## Directive
Your task is to transcribe all of the records exactly and leave out the pictures.
--- Start ---
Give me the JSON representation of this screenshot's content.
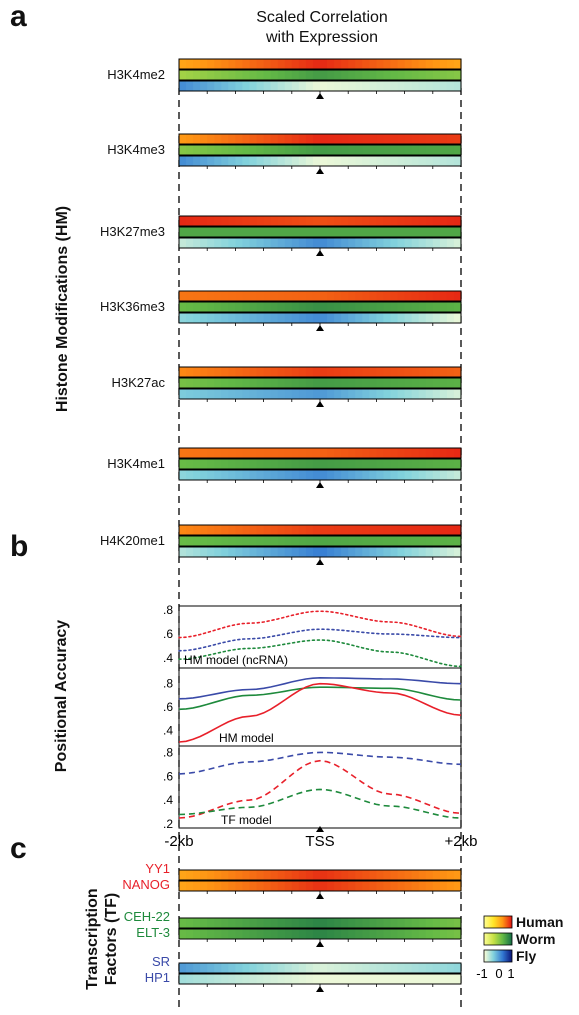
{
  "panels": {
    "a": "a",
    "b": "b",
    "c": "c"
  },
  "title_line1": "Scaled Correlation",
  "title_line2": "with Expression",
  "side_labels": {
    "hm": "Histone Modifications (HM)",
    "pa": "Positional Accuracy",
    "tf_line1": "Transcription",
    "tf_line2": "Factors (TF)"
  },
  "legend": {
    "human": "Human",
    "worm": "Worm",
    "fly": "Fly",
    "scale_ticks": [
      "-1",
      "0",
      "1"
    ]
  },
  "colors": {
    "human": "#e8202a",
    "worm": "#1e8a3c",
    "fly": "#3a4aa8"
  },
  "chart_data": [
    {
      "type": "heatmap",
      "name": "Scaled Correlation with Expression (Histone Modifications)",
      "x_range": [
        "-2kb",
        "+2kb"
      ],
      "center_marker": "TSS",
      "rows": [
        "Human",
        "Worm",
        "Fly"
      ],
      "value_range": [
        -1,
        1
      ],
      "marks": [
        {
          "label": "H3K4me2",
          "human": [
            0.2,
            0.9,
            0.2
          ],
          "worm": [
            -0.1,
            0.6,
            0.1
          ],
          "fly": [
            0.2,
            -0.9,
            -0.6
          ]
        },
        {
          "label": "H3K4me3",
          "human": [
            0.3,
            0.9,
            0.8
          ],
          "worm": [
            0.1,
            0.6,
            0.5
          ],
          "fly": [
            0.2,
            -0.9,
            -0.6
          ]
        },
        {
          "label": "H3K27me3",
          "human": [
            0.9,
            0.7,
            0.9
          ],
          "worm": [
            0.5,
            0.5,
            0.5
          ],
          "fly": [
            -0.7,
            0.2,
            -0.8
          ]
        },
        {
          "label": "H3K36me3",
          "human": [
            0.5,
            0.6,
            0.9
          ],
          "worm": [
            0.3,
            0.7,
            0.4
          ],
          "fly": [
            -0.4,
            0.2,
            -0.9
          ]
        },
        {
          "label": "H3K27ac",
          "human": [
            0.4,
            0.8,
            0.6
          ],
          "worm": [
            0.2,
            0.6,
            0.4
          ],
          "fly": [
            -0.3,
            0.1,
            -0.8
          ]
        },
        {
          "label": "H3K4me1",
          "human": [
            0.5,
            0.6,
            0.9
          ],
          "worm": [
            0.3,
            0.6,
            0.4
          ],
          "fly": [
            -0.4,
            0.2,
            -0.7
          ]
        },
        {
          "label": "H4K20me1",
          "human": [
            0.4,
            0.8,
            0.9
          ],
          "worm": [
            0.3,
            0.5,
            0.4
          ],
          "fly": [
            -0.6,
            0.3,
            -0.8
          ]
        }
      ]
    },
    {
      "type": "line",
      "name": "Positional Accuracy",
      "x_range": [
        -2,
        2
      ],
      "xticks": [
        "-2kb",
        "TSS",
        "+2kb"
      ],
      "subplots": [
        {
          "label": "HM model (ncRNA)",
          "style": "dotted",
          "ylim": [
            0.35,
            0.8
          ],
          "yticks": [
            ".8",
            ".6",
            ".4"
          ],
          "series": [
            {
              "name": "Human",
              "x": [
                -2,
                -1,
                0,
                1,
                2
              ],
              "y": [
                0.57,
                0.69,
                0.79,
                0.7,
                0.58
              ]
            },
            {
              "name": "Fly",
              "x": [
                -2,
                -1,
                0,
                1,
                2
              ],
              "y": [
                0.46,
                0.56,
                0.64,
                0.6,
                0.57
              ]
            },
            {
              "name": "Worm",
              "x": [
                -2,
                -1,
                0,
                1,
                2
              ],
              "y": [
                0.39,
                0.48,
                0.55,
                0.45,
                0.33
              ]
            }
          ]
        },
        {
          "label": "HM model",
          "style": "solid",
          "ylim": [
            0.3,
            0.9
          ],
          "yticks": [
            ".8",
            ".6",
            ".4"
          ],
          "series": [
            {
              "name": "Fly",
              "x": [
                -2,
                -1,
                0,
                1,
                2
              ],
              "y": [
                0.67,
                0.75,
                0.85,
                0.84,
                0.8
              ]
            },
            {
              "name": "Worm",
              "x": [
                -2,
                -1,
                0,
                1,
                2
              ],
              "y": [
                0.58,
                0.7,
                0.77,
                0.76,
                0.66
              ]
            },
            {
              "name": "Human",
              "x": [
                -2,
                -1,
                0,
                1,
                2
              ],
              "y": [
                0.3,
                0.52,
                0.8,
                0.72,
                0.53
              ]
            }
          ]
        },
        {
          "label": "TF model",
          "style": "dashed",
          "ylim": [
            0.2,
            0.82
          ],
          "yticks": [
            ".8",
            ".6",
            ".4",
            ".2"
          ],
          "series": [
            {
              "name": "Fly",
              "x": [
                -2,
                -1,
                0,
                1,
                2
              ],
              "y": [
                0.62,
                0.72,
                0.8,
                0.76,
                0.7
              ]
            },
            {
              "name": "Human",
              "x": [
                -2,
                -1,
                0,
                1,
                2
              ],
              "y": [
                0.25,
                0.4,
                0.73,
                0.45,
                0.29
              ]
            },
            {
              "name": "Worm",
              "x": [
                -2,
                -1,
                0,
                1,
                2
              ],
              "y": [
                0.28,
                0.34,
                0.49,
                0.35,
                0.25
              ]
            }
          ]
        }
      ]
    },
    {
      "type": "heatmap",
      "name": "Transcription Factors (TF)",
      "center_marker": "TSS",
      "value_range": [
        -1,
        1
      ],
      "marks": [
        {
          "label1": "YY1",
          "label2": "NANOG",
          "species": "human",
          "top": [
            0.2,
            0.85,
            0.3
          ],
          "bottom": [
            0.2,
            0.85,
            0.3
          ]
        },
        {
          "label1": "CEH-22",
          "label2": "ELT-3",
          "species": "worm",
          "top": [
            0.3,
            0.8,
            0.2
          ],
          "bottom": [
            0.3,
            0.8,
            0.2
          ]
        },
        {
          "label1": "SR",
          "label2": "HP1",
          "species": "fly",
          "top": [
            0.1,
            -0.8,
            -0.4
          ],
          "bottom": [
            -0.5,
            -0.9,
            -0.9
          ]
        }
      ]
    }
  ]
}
--- End ---
## Task result
Give me the JSON representation of this screenshot's content.
{
  "panels": {
    "a": "a",
    "b": "b",
    "c": "c"
  },
  "title_line1": "Scaled Correlation",
  "title_line2": "with Expression",
  "side_labels": {
    "hm": "Histone Modifications (HM)",
    "pa": "Positional Accuracy",
    "tf_line1": "Transcription",
    "tf_line2": "Factors (TF)"
  },
  "legend": {
    "human": "Human",
    "worm": "Worm",
    "fly": "Fly",
    "scale_ticks": [
      "-1",
      "0",
      "1"
    ]
  },
  "colors": {
    "human": "#e8202a",
    "worm": "#1e8a3c",
    "fly": "#3a4aa8"
  },
  "chart_data": [
    {
      "type": "heatmap",
      "name": "Scaled Correlation with Expression (Histone Modifications)",
      "x_range": [
        "-2kb",
        "+2kb"
      ],
      "center_marker": "TSS",
      "rows": [
        "Human",
        "Worm",
        "Fly"
      ],
      "value_range": [
        -1,
        1
      ],
      "marks": [
        {
          "label": "H3K4me2",
          "human": [
            0.2,
            0.9,
            0.2
          ],
          "worm": [
            -0.1,
            0.6,
            0.1
          ],
          "fly": [
            0.2,
            -0.9,
            -0.6
          ]
        },
        {
          "label": "H3K4me3",
          "human": [
            0.3,
            0.9,
            0.8
          ],
          "worm": [
            0.1,
            0.6,
            0.5
          ],
          "fly": [
            0.2,
            -0.9,
            -0.6
          ]
        },
        {
          "label": "H3K27me3",
          "human": [
            0.9,
            0.7,
            0.9
          ],
          "worm": [
            0.5,
            0.5,
            0.5
          ],
          "fly": [
            -0.7,
            0.2,
            -0.8
          ]
        },
        {
          "label": "H3K36me3",
          "human": [
            0.5,
            0.6,
            0.9
          ],
          "worm": [
            0.3,
            0.7,
            0.4
          ],
          "fly": [
            -0.4,
            0.2,
            -0.9
          ]
        },
        {
          "label": "H3K27ac",
          "human": [
            0.4,
            0.8,
            0.6
          ],
          "worm": [
            0.2,
            0.6,
            0.4
          ],
          "fly": [
            -0.3,
            0.1,
            -0.8
          ]
        },
        {
          "label": "H3K4me1",
          "human": [
            0.5,
            0.6,
            0.9
          ],
          "worm": [
            0.3,
            0.6,
            0.4
          ],
          "fly": [
            -0.4,
            0.2,
            -0.7
          ]
        },
        {
          "label": "H4K20me1",
          "human": [
            0.4,
            0.8,
            0.9
          ],
          "worm": [
            0.3,
            0.5,
            0.4
          ],
          "fly": [
            -0.6,
            0.3,
            -0.8
          ]
        }
      ]
    },
    {
      "type": "line",
      "name": "Positional Accuracy",
      "x_range": [
        -2,
        2
      ],
      "xticks": [
        "-2kb",
        "TSS",
        "+2kb"
      ],
      "subplots": [
        {
          "label": "HM model (ncRNA)",
          "style": "dotted",
          "ylim": [
            0.35,
            0.8
          ],
          "yticks": [
            ".8",
            ".6",
            ".4"
          ],
          "series": [
            {
              "name": "Human",
              "x": [
                -2,
                -1,
                0,
                1,
                2
              ],
              "y": [
                0.57,
                0.69,
                0.79,
                0.7,
                0.58
              ]
            },
            {
              "name": "Fly",
              "x": [
                -2,
                -1,
                0,
                1,
                2
              ],
              "y": [
                0.46,
                0.56,
                0.64,
                0.6,
                0.57
              ]
            },
            {
              "name": "Worm",
              "x": [
                -2,
                -1,
                0,
                1,
                2
              ],
              "y": [
                0.39,
                0.48,
                0.55,
                0.45,
                0.33
              ]
            }
          ]
        },
        {
          "label": "HM model",
          "style": "solid",
          "ylim": [
            0.3,
            0.9
          ],
          "yticks": [
            ".8",
            ".6",
            ".4"
          ],
          "series": [
            {
              "name": "Fly",
              "x": [
                -2,
                -1,
                0,
                1,
                2
              ],
              "y": [
                0.67,
                0.75,
                0.85,
                0.84,
                0.8
              ]
            },
            {
              "name": "Worm",
              "x": [
                -2,
                -1,
                0,
                1,
                2
              ],
              "y": [
                0.58,
                0.7,
                0.77,
                0.76,
                0.66
              ]
            },
            {
              "name": "Human",
              "x": [
                -2,
                -1,
                0,
                1,
                2
              ],
              "y": [
                0.3,
                0.52,
                0.8,
                0.72,
                0.53
              ]
            }
          ]
        },
        {
          "label": "TF model",
          "style": "dashed",
          "ylim": [
            0.2,
            0.82
          ],
          "yticks": [
            ".8",
            ".6",
            ".4",
            ".2"
          ],
          "series": [
            {
              "name": "Fly",
              "x": [
                -2,
                -1,
                0,
                1,
                2
              ],
              "y": [
                0.62,
                0.72,
                0.8,
                0.76,
                0.7
              ]
            },
            {
              "name": "Human",
              "x": [
                -2,
                -1,
                0,
                1,
                2
              ],
              "y": [
                0.25,
                0.4,
                0.73,
                0.45,
                0.29
              ]
            },
            {
              "name": "Worm",
              "x": [
                -2,
                -1,
                0,
                1,
                2
              ],
              "y": [
                0.28,
                0.34,
                0.49,
                0.35,
                0.25
              ]
            }
          ]
        }
      ]
    },
    {
      "type": "heatmap",
      "name": "Transcription Factors (TF)",
      "center_marker": "TSS",
      "value_range": [
        -1,
        1
      ],
      "marks": [
        {
          "label1": "YY1",
          "label2": "NANOG",
          "species": "human",
          "top": [
            0.2,
            0.85,
            0.3
          ],
          "bottom": [
            0.2,
            0.85,
            0.3
          ]
        },
        {
          "label1": "CEH-22",
          "label2": "ELT-3",
          "species": "worm",
          "top": [
            0.3,
            0.8,
            0.2
          ],
          "bottom": [
            0.3,
            0.8,
            0.2
          ]
        },
        {
          "label1": "SR",
          "label2": "HP1",
          "species": "fly",
          "top": [
            0.1,
            -0.8,
            -0.4
          ],
          "bottom": [
            -0.5,
            -0.9,
            -0.9
          ]
        }
      ]
    }
  ]
}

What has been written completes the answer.